▶ Task prompt:
Count the lines in the entries below that include the word "levedar". Give nothing but the number.

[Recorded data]
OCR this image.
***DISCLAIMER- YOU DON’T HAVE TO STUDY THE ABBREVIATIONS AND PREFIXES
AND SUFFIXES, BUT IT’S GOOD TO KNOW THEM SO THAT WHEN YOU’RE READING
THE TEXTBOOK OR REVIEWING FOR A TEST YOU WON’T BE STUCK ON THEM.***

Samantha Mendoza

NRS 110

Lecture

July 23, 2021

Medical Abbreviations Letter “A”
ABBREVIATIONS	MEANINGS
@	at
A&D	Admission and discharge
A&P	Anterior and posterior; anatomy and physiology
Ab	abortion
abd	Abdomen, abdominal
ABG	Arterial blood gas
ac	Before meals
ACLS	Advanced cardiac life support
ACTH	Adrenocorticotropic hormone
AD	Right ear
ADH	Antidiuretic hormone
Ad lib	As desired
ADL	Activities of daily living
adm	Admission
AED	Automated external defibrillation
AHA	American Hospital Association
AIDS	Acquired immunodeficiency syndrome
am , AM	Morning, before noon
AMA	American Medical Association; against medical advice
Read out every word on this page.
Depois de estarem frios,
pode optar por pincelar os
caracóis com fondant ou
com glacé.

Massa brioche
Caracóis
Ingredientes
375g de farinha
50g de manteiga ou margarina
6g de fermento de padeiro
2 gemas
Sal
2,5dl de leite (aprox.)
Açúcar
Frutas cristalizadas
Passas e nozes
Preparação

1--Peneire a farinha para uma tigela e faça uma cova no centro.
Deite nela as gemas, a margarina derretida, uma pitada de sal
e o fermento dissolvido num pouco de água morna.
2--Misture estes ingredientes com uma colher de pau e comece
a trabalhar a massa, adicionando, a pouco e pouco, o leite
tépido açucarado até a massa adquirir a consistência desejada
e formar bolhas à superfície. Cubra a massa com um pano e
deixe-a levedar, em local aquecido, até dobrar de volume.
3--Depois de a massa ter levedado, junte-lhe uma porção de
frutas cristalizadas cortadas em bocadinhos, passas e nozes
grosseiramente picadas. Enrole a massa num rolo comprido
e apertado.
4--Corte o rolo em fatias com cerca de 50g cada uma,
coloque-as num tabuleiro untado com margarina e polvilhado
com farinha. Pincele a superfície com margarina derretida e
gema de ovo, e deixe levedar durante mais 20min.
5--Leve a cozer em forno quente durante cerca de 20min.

▶ Written answer:
2